== TAREA ==
Responde estas preguntas sobre el texto de más abajo:
(a) ¿En qué país se encontraban los bosques pluviales donde vivía la tribu Tasaday?
(b) ¿Contra qué enfermedad resultó ser una poderosa terapia la flor que probó Eli Lilly?
(c) ¿Cuántas especies del reino vegetal no podían estudiar los científicos por falta de fondos?

== TEXTO DADO ==
En Ecología 2000, Norman Myers hablaba en uno de sus artículos sobre la tribu Tasaday, en los bosques pluviales de Filipinas. Esta tribu había permanecido aparentemente aislada desde los tiempos neolíticos, apenas separada por 24 kilómetros de bosque del mundo exterior. Fue descubierta a principios de los años setenta.

En los años 60, una asociación farmacéutica norteamericana, Eli Lilly,  buscaba plantas que pudiesen paliar el problema de la diabetes. Consultaron con distintos hechiceros de algunas tribus en Africa y éstos les sugirieron que probasen con la Vincapervinca rosa, una pequeña flor a la que le atribuían propiedades de resistencia a diferentes enfermedades y dolencias. Eli Lilly descubrió que la flor no tenía efectos contra la diabetes, pero resultó ser una poderosa terapia para la leucemia.


Vincapervinca rosada. De un recurso primitivo para combatir dolencias y enfermedades a una flor exótica en nuestros jardines.

Alentado por esta experiencia, el Instituto Nacional contra el Cáncer, situado en Washington emprendió una investigación sistemàtica de medicamentos derivados de las plantas para usarlos contra el cáncer. Los científicos no tenían fondos para estudiar las 250.000 especies del reino vegetal, y descubrieron que algunas de sus mejores fuentes se hallaban en los tradicionales herbolarios y en los hechiceros de algunas tribus perdidas.

== INFORMACIÓN EXTRAÍDA ==
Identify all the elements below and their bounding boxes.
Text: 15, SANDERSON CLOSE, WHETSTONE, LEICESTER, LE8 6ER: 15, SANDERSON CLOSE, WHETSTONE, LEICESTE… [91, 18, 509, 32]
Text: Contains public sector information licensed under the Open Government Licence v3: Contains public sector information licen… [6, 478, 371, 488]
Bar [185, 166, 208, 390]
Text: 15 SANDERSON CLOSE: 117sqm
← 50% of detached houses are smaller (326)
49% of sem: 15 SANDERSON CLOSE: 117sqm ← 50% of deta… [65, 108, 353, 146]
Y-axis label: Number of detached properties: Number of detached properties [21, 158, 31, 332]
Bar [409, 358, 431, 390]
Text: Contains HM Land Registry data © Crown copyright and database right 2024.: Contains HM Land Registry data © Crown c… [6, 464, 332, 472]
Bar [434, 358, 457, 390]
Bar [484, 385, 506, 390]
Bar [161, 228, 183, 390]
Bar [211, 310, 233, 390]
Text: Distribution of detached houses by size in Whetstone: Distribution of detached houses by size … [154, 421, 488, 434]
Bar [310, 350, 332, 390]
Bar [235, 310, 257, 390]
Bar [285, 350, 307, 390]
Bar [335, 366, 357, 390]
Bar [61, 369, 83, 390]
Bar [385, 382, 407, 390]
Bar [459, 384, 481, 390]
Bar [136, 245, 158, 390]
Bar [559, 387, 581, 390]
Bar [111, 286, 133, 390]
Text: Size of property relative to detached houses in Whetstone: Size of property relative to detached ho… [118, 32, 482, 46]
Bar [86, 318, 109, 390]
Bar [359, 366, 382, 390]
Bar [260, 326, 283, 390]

== RESPUESTA ==
(a) En Filipinas.
(b) Contra la leucemia.
(c) 250.000 especies.